▶ [OBJECTIVE]: Below are the records; locate each line with the word "JSON" and copy it.

=-=-=

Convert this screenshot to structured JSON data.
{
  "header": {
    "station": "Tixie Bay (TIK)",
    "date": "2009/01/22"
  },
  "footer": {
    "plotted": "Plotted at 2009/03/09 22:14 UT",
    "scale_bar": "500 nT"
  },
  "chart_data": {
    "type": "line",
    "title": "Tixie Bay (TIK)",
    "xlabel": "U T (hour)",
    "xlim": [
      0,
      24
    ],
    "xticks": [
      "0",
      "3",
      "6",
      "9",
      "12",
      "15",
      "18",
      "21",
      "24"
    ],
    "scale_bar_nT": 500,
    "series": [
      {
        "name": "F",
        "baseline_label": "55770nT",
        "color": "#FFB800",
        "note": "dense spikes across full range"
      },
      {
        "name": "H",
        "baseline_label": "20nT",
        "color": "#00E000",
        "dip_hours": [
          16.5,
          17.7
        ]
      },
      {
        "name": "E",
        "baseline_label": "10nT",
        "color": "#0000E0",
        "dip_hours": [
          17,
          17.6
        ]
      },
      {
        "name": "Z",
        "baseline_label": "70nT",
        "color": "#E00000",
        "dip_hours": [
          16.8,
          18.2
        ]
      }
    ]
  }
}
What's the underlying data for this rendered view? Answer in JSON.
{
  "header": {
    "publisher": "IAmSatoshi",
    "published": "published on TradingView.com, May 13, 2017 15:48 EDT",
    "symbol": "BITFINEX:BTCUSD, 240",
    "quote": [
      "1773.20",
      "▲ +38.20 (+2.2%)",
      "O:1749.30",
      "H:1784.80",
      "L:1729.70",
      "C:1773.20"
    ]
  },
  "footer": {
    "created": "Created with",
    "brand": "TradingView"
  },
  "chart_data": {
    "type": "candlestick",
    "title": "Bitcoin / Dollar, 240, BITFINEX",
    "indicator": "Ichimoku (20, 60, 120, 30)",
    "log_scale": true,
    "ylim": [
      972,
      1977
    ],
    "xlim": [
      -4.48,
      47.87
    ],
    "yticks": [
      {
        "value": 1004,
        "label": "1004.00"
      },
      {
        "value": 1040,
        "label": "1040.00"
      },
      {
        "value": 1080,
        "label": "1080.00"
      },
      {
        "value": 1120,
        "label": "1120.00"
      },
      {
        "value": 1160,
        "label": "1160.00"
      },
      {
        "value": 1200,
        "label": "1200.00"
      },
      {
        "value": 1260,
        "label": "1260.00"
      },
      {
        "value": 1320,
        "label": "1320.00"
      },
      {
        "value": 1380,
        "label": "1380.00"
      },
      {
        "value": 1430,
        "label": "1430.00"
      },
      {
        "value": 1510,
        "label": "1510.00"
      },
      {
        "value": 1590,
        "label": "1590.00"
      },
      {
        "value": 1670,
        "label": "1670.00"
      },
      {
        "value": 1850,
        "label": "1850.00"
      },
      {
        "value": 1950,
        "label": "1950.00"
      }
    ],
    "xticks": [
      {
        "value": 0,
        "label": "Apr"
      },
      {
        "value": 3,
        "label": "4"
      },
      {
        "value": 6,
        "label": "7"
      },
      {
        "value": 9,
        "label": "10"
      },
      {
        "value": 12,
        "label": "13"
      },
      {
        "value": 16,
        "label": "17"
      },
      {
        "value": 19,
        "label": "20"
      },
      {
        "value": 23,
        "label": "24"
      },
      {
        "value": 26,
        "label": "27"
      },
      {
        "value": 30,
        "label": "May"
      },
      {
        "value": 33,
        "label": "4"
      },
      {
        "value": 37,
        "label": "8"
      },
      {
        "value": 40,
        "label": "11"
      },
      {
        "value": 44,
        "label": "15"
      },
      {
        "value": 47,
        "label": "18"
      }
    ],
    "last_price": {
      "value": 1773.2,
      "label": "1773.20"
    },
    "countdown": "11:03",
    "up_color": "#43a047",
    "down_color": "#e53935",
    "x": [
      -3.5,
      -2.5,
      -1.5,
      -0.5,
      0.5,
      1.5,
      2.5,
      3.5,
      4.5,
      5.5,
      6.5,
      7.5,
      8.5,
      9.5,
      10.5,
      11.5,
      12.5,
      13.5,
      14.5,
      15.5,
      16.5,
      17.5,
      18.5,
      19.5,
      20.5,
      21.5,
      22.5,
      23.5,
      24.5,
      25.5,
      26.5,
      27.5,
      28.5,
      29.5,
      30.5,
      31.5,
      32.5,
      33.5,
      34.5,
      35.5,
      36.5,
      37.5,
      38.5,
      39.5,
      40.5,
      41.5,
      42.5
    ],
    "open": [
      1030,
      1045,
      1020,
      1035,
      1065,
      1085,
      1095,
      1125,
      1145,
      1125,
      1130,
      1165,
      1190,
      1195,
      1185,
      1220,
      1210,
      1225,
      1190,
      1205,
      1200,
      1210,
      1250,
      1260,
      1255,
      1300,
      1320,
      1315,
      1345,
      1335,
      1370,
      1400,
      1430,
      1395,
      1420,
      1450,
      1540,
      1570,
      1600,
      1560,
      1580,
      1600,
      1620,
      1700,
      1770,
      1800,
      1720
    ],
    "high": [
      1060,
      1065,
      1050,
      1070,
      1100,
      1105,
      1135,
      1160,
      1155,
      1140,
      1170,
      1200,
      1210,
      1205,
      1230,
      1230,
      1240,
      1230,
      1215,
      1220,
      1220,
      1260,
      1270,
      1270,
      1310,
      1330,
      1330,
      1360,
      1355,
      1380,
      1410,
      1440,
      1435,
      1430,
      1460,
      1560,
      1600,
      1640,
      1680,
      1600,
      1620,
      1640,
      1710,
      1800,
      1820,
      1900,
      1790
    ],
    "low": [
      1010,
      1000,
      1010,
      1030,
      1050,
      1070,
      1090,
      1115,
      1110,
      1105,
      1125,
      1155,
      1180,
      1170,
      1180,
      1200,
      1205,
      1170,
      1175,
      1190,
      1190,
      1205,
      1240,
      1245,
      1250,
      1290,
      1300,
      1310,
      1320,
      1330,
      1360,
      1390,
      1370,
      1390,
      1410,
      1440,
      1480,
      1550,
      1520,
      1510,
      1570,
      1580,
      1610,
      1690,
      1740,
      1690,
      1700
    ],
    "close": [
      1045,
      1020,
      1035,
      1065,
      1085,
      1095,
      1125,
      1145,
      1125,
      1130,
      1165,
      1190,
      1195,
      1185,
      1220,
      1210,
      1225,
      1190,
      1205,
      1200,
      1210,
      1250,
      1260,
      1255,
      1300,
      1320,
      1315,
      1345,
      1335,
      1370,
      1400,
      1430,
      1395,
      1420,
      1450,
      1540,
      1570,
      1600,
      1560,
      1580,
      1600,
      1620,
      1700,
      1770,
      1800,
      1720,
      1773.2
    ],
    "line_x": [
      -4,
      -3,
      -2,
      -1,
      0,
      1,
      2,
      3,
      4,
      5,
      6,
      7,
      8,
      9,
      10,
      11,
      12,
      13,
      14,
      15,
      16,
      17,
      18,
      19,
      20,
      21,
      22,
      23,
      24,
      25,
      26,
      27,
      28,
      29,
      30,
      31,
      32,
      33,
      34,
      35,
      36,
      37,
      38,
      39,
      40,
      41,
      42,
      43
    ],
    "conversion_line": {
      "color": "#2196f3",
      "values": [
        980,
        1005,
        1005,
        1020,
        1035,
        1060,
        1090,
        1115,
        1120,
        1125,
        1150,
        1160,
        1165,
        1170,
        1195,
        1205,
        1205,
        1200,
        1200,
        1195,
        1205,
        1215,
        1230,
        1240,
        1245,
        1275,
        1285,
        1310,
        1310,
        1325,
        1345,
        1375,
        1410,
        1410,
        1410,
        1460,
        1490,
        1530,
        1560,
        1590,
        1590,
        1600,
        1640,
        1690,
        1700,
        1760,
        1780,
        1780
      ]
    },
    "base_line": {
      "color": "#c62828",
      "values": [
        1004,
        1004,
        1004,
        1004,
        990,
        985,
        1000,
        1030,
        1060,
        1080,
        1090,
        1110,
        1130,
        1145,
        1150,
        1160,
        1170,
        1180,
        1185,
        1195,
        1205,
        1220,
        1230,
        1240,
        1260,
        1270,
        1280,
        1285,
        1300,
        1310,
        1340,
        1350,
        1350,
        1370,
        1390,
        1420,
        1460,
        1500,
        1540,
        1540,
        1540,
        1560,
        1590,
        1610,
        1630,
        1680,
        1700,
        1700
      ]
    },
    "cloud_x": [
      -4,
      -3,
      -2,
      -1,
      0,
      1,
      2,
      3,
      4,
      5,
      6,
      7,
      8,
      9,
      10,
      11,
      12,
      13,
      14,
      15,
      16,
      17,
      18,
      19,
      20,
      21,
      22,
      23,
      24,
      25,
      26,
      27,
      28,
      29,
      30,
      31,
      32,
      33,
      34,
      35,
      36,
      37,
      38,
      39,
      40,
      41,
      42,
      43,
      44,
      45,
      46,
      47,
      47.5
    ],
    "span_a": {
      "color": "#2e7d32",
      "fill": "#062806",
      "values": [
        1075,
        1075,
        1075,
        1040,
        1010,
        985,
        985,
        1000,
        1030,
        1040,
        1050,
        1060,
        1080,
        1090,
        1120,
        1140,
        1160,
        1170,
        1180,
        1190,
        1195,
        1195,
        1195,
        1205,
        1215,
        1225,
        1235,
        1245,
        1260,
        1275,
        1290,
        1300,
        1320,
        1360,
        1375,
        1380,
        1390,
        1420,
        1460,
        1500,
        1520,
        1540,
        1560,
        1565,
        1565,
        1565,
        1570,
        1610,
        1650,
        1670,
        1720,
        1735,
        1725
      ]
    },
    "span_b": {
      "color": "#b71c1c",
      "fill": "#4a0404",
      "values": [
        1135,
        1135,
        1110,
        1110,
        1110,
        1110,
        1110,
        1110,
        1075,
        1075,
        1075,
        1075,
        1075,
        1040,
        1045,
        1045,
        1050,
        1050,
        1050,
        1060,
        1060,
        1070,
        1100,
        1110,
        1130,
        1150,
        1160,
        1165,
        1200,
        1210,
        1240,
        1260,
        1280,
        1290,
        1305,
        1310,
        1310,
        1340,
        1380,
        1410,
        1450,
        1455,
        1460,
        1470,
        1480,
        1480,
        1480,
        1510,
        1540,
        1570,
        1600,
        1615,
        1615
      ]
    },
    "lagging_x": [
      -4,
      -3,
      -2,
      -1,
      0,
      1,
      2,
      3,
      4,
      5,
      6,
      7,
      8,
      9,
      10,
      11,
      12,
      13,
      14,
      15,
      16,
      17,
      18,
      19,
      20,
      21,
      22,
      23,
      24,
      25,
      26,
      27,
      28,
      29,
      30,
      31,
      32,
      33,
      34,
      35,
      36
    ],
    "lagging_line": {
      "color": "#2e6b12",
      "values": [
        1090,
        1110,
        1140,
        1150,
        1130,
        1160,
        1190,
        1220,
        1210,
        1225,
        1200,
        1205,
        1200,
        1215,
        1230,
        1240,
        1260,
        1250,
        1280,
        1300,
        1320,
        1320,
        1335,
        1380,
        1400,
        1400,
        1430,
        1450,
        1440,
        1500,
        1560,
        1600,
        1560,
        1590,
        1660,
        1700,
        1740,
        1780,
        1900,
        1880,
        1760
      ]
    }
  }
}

=-=-=

▶ [SOLUTION TO THE EXERCISE]:
Convert this screenshot to structured JSON data.
What's the underlying data for this rendered view? Answer in JSON.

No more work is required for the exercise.